**DIRECTIONS**.
Consider the records below. How many of their lines include the word "пища"? State the number and nothing else.

**DATA PROVIDED**.
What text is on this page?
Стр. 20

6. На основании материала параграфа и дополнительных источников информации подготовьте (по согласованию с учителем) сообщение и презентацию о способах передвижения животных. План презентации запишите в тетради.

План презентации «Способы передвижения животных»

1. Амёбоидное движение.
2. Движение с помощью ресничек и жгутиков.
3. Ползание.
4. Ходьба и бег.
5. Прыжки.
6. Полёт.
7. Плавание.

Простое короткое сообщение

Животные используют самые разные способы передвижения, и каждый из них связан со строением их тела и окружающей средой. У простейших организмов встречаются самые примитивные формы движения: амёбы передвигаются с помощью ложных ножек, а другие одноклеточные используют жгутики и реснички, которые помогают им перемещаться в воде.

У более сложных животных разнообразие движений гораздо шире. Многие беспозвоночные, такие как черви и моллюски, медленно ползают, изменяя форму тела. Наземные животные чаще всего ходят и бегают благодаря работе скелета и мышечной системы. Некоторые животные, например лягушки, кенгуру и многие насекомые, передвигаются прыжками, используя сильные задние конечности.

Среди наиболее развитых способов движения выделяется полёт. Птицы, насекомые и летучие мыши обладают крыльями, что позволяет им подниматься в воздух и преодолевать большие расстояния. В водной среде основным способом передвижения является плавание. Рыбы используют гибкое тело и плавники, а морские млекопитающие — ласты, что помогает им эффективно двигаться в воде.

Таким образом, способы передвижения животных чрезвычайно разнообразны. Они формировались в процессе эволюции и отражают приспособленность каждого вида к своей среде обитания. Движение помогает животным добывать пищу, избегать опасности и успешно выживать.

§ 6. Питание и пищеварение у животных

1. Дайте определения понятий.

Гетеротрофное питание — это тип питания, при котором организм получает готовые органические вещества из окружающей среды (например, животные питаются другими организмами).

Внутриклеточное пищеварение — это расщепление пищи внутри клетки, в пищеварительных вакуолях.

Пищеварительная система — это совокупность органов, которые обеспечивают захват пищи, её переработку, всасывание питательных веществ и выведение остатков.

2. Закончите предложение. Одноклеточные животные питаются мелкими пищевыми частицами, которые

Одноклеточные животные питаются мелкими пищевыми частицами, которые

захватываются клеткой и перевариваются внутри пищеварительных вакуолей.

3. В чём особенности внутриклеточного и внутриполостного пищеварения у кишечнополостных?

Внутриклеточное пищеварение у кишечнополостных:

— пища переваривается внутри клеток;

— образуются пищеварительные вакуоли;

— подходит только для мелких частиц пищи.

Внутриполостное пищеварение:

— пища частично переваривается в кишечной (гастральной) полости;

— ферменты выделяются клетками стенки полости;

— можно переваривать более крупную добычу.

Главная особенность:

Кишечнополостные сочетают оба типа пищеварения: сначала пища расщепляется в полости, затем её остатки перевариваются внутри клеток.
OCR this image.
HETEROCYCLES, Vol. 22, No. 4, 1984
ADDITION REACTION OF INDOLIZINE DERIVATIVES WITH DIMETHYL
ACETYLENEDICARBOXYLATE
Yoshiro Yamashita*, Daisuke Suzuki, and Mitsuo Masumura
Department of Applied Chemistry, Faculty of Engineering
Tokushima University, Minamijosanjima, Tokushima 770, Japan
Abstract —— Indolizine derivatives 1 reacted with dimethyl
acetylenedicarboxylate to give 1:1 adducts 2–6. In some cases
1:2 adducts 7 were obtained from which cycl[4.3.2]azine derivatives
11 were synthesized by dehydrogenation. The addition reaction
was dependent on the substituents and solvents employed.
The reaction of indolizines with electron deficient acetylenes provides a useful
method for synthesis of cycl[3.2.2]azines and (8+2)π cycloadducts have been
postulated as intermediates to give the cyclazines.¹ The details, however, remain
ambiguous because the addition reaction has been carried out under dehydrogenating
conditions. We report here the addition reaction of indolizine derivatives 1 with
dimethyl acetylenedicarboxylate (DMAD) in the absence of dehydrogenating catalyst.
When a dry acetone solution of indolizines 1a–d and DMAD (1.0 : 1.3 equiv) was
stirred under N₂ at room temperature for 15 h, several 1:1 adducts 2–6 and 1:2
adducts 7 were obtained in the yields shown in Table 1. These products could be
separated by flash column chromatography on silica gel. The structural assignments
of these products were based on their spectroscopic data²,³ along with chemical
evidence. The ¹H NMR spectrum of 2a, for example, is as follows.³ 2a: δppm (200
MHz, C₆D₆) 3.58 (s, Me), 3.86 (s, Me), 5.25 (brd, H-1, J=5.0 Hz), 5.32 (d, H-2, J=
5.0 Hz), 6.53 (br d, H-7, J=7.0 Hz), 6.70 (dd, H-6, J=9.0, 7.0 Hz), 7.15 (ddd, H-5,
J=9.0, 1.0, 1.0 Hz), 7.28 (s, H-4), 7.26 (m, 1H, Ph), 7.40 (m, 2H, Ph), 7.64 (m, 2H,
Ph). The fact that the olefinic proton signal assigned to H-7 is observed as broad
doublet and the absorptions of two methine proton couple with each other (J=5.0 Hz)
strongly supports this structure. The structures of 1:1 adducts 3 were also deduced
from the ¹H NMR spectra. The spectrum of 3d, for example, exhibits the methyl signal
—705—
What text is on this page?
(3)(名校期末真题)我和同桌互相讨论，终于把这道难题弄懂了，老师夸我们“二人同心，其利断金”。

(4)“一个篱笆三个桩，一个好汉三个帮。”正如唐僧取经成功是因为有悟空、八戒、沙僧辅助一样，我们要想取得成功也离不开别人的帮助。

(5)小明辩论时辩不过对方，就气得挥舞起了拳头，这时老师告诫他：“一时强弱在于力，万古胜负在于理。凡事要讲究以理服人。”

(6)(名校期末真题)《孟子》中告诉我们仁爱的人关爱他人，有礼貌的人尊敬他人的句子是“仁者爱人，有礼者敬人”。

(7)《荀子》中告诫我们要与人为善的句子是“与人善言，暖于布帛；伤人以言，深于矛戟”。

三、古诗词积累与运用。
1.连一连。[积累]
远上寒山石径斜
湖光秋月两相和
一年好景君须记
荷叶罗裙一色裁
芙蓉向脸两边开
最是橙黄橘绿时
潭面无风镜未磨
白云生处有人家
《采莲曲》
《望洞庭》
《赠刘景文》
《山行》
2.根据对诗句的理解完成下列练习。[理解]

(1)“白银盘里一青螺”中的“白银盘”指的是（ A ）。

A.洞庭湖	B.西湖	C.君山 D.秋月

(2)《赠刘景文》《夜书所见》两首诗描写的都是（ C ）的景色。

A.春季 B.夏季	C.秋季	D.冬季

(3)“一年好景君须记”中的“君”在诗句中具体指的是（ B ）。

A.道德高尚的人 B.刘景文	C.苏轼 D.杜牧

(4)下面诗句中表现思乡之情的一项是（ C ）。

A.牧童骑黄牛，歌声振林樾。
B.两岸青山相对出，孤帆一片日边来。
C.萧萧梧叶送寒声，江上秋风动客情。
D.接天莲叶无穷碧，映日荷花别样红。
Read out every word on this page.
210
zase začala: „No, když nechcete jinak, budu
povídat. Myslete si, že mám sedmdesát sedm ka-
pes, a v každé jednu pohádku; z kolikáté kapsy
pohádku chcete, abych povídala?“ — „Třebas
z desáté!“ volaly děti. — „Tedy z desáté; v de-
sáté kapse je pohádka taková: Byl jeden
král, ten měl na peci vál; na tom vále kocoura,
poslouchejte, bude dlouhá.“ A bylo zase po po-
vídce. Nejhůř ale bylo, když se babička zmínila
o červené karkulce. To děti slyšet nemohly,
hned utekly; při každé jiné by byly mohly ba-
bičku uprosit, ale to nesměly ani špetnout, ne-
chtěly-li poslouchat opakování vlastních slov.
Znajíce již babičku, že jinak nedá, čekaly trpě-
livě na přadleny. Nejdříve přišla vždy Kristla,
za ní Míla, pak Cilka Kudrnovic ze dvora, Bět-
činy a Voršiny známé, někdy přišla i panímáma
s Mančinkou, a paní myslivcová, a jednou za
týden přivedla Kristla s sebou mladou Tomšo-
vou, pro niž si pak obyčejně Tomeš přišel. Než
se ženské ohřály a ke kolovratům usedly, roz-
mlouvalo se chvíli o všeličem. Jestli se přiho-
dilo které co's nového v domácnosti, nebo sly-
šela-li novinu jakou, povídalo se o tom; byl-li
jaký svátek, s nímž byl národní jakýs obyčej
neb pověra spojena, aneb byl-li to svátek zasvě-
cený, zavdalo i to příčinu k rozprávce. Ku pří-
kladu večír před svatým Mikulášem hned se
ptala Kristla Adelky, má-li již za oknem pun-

**WORKED SOLUTION**.
3